- _Problem_: Work out how many lines hold the string "data". Give that number and nothing more.

# # # # # # #

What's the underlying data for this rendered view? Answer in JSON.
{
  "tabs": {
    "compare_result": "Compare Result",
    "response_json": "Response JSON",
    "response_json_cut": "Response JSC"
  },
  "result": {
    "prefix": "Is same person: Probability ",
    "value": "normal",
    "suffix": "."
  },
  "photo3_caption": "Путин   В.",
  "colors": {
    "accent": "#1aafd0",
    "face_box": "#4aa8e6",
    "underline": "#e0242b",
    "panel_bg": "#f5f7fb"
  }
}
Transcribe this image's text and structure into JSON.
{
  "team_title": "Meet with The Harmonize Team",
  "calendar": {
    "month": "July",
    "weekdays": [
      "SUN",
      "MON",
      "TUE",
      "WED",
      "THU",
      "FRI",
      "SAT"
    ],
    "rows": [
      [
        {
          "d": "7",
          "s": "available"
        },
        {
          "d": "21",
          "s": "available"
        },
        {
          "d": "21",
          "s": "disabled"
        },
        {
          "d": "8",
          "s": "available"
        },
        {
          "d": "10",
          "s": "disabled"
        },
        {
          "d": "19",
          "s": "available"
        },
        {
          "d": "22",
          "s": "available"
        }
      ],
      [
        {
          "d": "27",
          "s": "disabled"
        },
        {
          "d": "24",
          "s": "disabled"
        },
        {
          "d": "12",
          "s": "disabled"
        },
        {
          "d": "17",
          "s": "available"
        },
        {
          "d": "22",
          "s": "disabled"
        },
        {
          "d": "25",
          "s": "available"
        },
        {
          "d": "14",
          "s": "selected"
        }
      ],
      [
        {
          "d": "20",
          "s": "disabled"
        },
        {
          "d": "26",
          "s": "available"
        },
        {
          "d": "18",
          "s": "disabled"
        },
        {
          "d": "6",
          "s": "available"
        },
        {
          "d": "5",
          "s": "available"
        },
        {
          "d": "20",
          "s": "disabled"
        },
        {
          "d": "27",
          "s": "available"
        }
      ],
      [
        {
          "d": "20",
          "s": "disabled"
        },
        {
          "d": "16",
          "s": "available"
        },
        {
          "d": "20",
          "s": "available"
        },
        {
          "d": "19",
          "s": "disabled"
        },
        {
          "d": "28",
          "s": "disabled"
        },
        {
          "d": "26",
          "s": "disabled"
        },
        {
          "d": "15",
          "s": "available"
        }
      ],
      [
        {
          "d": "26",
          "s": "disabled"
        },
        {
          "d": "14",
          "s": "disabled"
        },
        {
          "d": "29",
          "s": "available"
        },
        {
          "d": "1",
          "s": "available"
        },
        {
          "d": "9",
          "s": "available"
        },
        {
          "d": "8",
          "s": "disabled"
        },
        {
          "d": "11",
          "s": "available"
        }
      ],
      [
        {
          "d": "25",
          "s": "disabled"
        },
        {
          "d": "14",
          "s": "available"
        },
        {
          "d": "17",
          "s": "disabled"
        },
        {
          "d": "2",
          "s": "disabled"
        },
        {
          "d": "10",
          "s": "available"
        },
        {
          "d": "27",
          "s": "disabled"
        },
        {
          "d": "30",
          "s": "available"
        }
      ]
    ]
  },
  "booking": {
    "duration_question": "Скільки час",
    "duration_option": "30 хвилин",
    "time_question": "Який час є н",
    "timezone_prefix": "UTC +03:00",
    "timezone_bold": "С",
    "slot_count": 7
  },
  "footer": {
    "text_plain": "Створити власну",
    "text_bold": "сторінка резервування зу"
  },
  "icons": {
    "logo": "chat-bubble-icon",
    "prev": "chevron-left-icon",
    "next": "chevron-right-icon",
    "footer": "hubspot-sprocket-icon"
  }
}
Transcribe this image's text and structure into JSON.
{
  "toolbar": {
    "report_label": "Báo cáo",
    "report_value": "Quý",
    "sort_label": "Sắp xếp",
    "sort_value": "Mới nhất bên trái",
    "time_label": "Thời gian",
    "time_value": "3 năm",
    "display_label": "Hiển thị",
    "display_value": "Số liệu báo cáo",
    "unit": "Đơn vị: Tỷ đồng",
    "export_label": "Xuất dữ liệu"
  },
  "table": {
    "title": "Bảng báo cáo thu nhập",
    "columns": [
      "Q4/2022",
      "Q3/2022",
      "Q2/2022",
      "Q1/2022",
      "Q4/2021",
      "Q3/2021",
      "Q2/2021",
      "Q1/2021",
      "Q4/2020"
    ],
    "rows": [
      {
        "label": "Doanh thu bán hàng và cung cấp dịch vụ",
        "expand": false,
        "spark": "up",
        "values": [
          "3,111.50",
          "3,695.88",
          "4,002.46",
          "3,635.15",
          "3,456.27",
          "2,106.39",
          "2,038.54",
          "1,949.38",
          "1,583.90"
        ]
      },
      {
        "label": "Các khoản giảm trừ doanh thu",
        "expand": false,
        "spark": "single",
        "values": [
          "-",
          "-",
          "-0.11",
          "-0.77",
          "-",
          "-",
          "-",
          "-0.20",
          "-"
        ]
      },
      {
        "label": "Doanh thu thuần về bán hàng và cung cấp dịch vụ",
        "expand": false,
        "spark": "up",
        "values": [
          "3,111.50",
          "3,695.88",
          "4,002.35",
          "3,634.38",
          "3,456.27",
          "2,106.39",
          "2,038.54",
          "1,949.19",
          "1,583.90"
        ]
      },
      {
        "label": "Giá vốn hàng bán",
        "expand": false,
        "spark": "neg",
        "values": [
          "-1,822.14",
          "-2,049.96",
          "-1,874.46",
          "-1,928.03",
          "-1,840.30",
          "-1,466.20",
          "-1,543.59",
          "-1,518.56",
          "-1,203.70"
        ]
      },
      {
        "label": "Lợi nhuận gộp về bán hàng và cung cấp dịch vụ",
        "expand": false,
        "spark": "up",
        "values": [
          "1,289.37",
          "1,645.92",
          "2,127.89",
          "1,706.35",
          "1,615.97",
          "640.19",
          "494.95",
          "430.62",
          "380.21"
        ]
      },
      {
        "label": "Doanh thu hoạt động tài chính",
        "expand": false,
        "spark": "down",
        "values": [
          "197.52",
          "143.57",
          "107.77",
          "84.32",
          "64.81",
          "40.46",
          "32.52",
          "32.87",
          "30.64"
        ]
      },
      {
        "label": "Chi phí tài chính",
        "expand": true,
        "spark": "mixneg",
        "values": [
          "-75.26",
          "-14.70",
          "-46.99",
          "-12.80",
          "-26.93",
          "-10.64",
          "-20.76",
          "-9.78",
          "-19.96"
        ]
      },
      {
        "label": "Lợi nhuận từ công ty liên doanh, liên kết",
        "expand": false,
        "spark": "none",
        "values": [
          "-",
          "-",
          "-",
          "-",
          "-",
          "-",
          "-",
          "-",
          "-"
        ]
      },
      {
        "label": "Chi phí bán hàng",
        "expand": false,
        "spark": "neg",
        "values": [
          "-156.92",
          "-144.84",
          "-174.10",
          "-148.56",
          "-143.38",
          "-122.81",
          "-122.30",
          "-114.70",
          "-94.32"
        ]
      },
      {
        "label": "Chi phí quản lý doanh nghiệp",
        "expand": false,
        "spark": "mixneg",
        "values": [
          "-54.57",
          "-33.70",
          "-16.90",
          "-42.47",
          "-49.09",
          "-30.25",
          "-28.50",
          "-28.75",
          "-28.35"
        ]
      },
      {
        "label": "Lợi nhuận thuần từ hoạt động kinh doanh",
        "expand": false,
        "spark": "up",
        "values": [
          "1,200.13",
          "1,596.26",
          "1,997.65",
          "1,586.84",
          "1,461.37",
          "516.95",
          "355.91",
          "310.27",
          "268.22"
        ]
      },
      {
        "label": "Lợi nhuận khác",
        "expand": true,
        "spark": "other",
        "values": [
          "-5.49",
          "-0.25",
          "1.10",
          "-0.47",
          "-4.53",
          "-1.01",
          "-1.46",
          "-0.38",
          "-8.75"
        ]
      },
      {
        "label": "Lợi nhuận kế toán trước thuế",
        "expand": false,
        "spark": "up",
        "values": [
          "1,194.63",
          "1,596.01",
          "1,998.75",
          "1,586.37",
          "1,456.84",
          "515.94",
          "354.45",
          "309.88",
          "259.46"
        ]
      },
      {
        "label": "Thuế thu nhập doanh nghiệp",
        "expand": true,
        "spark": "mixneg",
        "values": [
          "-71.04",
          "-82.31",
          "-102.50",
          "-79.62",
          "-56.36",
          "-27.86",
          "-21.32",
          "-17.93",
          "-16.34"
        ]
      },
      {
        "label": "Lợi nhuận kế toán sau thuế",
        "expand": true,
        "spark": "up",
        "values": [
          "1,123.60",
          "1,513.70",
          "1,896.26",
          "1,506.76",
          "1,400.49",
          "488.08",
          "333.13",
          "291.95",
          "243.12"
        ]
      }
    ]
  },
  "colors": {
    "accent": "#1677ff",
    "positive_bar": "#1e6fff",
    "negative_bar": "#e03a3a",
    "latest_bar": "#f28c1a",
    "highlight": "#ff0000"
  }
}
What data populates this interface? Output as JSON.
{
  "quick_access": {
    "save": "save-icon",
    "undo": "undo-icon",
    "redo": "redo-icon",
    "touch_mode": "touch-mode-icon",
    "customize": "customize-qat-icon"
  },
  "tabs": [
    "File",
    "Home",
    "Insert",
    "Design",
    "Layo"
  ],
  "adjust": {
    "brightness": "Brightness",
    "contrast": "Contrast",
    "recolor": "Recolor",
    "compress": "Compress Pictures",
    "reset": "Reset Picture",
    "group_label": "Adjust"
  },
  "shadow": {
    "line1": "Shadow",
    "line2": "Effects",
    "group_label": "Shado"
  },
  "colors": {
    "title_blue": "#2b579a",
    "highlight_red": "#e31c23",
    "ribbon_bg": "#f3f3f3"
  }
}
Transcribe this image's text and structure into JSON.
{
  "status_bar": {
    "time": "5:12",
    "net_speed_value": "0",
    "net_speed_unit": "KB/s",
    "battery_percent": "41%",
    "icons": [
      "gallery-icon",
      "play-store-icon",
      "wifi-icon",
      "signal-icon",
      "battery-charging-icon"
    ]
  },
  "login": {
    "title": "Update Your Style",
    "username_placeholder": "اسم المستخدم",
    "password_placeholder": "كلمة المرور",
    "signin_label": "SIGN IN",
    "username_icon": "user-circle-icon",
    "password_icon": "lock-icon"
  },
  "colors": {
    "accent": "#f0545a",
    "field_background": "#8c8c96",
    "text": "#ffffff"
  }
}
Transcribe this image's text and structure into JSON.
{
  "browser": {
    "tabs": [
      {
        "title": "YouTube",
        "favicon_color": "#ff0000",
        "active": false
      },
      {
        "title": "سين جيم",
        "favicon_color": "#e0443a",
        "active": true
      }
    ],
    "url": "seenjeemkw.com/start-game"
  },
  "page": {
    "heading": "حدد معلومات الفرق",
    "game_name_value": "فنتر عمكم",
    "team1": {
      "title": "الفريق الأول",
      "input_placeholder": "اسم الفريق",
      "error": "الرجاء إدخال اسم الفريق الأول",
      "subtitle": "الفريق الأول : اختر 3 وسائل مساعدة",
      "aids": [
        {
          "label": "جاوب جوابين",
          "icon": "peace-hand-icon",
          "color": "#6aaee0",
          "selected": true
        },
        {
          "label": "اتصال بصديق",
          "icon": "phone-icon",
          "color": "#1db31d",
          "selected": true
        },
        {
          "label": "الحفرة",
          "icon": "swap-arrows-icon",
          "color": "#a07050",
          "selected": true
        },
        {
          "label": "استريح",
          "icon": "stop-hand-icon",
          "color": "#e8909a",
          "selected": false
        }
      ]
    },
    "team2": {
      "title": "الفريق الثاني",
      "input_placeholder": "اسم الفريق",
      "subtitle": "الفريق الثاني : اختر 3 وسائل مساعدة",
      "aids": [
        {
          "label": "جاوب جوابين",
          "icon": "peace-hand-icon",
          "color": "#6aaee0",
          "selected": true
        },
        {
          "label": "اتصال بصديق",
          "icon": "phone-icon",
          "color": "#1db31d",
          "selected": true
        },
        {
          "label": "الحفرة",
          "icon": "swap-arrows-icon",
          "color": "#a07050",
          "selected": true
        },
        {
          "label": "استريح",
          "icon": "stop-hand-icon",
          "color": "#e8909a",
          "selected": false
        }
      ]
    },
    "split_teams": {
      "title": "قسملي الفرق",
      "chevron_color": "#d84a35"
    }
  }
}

# # # # # # #

- _Finished exercise_: 2